• **SET PROBLEM**
Take every line where the string "title" appears and copy it.

Dataset records
++++++++++

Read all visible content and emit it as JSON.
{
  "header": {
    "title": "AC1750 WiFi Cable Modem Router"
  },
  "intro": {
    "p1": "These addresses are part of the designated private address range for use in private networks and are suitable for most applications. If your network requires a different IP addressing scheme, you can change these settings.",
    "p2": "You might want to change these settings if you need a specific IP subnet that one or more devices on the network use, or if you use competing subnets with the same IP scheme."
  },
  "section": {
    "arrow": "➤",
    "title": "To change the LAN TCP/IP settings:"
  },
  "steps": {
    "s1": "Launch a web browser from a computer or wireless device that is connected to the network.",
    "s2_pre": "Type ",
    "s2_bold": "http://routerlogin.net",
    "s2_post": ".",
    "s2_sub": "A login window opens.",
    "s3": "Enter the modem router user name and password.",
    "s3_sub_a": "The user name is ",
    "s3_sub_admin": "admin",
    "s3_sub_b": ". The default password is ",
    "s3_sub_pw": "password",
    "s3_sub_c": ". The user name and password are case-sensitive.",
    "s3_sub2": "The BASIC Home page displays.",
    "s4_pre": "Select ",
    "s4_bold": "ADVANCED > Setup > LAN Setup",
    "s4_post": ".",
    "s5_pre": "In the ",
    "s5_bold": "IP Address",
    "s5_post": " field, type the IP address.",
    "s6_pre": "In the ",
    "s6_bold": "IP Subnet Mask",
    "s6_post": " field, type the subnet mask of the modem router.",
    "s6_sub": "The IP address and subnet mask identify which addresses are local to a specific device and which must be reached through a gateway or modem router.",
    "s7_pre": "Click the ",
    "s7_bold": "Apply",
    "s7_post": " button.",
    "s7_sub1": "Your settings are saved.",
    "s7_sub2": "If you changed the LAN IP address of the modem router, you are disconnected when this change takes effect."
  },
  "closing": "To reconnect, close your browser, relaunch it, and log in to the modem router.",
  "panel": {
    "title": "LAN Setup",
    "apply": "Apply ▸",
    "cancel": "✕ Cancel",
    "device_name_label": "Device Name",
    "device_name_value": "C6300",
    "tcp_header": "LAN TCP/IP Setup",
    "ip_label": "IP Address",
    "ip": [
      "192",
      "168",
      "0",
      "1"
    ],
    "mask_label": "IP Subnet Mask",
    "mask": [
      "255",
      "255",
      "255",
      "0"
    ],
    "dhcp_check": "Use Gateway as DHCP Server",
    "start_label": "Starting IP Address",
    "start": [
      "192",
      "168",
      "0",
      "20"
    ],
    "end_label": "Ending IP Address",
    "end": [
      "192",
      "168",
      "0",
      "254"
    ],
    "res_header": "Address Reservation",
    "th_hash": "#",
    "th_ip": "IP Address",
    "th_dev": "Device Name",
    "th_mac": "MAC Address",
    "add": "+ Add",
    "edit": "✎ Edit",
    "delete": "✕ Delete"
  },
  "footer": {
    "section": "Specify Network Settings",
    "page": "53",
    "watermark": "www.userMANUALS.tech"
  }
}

++++++++++

• **RESULT BELOW**
    "title": "AC1750 WiFi Cable Modem Router"
    "title": "To change the LAN TCP/IP settings:"
    "title": "LAN Setup",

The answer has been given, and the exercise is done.